- _STATED GOAL_: Which lines hold the word "JSON"? Copy each of them.

- _RECORDS PROVIDED_:
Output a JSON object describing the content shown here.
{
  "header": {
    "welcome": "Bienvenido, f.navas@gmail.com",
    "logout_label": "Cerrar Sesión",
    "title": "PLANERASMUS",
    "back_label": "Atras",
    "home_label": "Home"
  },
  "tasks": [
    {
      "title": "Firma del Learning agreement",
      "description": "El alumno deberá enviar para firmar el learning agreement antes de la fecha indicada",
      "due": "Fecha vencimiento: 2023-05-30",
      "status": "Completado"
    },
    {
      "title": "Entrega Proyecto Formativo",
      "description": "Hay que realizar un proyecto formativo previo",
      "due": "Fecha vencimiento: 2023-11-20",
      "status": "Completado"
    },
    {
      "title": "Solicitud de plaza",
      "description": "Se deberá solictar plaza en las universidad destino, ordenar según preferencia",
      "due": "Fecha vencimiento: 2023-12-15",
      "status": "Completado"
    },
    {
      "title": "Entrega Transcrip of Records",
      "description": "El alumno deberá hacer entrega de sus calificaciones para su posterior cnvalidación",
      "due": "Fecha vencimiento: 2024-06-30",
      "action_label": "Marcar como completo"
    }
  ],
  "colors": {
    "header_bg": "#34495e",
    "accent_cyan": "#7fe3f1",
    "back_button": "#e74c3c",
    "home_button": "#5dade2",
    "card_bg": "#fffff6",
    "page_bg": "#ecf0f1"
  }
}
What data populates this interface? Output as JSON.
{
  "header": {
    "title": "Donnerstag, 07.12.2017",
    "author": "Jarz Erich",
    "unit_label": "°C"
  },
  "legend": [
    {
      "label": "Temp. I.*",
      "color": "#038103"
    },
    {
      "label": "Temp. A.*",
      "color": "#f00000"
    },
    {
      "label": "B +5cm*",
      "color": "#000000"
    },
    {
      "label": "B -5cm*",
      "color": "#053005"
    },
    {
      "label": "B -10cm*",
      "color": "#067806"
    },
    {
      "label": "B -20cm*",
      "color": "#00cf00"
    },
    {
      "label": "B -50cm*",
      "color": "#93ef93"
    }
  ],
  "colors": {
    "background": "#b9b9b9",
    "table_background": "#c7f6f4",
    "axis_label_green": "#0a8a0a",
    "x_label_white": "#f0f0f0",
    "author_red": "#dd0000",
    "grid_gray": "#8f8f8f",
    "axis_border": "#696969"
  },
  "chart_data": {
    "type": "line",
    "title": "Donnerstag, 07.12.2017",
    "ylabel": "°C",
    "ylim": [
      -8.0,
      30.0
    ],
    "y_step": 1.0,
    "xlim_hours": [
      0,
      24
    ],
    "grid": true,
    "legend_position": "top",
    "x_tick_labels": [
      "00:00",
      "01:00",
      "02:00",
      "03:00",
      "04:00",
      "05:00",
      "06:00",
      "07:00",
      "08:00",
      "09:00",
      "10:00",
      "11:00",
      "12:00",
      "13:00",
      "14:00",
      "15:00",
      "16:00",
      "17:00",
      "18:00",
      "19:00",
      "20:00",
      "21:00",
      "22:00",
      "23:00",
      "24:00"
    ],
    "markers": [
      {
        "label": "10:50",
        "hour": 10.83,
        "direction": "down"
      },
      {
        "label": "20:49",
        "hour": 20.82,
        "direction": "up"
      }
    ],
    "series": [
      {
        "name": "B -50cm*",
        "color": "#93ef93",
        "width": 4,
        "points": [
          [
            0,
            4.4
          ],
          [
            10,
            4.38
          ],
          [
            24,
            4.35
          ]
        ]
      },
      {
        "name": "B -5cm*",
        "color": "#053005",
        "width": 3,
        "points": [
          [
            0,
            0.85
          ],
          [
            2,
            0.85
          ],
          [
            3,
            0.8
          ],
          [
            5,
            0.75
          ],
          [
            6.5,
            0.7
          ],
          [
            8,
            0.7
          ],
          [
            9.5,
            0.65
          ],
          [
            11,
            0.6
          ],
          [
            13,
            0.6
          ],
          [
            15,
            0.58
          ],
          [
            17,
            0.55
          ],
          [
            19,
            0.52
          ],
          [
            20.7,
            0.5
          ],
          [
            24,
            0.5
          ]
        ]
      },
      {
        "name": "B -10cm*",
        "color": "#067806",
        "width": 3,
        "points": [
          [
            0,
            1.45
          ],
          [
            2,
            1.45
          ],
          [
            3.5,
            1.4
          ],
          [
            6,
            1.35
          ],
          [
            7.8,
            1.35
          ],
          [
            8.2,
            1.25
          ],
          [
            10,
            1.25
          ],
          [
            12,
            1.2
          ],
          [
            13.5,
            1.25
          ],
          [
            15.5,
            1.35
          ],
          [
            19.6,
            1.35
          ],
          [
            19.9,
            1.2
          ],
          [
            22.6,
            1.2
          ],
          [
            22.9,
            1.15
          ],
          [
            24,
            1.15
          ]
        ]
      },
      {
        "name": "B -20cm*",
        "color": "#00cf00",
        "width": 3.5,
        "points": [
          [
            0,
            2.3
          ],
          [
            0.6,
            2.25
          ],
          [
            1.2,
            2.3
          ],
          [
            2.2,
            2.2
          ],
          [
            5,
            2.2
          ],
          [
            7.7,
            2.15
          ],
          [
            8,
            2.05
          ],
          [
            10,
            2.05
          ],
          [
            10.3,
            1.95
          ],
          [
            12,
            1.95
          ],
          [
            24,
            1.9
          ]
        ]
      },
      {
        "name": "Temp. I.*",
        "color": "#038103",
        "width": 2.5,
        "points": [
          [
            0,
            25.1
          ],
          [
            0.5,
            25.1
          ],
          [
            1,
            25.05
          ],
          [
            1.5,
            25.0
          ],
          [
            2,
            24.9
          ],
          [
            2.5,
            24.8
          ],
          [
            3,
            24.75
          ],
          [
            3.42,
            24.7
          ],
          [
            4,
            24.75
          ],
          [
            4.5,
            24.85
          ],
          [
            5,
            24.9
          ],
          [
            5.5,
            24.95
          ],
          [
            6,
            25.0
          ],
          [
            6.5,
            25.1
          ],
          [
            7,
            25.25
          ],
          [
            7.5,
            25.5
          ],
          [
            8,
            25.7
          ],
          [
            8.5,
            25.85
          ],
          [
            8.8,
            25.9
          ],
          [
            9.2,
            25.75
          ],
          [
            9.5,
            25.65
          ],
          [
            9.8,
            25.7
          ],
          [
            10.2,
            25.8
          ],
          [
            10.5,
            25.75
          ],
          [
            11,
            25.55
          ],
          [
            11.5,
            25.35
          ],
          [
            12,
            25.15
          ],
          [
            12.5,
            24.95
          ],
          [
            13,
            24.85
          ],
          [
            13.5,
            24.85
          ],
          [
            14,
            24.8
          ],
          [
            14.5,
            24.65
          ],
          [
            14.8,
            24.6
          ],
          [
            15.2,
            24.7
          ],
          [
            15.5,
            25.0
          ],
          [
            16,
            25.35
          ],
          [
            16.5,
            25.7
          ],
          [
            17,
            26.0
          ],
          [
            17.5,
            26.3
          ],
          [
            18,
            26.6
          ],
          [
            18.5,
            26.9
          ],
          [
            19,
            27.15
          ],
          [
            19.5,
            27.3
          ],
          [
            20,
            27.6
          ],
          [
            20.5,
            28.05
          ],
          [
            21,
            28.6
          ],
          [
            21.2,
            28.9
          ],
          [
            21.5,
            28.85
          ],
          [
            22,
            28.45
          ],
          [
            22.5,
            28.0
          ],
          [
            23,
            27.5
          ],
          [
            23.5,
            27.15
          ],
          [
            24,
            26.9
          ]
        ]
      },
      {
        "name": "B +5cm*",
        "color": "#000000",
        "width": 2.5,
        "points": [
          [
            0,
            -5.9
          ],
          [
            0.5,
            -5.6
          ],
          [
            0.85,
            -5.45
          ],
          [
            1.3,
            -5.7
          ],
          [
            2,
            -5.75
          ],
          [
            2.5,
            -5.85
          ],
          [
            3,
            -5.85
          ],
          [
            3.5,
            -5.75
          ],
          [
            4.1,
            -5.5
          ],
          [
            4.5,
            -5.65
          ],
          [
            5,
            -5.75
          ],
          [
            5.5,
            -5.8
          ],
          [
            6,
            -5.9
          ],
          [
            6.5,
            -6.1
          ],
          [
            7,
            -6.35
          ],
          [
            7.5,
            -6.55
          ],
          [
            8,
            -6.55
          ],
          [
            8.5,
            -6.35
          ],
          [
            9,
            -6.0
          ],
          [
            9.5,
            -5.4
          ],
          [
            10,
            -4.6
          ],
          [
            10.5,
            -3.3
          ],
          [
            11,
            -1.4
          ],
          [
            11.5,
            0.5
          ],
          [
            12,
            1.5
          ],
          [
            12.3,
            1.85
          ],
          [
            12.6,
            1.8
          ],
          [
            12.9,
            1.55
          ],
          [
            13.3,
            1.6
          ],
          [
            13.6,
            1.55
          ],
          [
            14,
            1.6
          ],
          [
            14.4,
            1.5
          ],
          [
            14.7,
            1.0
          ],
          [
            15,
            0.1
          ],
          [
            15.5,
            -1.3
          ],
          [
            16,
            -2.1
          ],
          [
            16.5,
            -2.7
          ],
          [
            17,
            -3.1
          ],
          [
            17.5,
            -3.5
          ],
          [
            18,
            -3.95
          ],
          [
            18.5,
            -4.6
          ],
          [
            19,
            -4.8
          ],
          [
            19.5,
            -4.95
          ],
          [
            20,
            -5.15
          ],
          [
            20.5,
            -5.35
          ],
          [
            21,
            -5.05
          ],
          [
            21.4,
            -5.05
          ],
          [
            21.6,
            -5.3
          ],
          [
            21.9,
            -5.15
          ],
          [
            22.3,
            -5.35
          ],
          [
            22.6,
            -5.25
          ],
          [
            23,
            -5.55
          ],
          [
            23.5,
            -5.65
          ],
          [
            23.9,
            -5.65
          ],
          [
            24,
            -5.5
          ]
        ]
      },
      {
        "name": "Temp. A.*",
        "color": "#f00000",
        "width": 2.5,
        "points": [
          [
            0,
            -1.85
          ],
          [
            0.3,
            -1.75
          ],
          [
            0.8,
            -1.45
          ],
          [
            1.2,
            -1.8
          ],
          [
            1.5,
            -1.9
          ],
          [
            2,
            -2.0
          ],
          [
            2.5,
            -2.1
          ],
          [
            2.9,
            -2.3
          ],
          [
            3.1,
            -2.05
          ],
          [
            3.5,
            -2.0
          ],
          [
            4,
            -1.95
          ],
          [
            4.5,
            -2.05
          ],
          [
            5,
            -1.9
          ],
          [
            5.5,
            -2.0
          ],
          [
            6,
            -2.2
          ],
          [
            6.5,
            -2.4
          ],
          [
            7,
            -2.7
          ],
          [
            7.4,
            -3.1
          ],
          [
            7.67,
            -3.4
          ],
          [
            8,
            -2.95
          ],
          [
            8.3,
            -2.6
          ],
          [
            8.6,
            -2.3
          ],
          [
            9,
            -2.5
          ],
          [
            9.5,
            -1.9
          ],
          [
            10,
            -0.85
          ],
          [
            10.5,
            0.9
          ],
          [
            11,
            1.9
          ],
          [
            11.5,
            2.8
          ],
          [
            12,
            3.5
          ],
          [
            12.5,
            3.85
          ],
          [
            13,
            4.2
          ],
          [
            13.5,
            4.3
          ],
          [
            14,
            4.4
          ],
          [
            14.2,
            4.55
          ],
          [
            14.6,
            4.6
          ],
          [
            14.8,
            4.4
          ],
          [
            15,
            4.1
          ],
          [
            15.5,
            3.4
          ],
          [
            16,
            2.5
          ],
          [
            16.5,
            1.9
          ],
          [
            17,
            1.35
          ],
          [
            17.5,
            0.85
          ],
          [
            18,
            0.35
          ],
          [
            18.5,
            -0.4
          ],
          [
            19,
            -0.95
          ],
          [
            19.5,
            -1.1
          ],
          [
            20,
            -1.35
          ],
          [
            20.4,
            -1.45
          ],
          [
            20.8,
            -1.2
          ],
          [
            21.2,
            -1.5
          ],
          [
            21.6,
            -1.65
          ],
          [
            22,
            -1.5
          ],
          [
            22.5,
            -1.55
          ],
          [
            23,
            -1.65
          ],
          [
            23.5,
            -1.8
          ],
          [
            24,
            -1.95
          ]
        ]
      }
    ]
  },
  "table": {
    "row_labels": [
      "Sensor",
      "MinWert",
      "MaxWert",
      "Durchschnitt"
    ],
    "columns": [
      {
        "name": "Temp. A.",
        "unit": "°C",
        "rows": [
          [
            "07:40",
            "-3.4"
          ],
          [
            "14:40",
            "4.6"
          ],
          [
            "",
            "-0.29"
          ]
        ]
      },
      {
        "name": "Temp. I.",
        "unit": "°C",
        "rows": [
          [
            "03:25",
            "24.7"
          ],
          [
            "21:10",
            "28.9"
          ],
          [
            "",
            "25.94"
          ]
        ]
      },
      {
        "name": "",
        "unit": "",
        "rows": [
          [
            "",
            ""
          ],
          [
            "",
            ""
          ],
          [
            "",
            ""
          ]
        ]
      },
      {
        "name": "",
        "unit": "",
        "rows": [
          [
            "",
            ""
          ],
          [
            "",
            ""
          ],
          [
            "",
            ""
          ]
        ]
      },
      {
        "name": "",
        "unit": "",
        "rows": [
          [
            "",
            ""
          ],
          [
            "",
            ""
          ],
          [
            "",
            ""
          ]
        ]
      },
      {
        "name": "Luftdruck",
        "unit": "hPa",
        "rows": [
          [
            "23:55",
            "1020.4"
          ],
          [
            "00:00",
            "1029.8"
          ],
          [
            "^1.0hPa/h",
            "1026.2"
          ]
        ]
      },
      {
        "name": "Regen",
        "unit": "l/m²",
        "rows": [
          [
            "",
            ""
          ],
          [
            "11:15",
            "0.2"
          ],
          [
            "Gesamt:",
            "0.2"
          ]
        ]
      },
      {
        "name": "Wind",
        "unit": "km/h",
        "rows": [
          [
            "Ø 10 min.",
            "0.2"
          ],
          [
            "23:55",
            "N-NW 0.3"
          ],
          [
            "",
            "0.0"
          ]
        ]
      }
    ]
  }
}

- _SOLUTION FOR THIS TASK_:
Output a JSON object describing the content shown here.
What data populates this interface? Output as JSON.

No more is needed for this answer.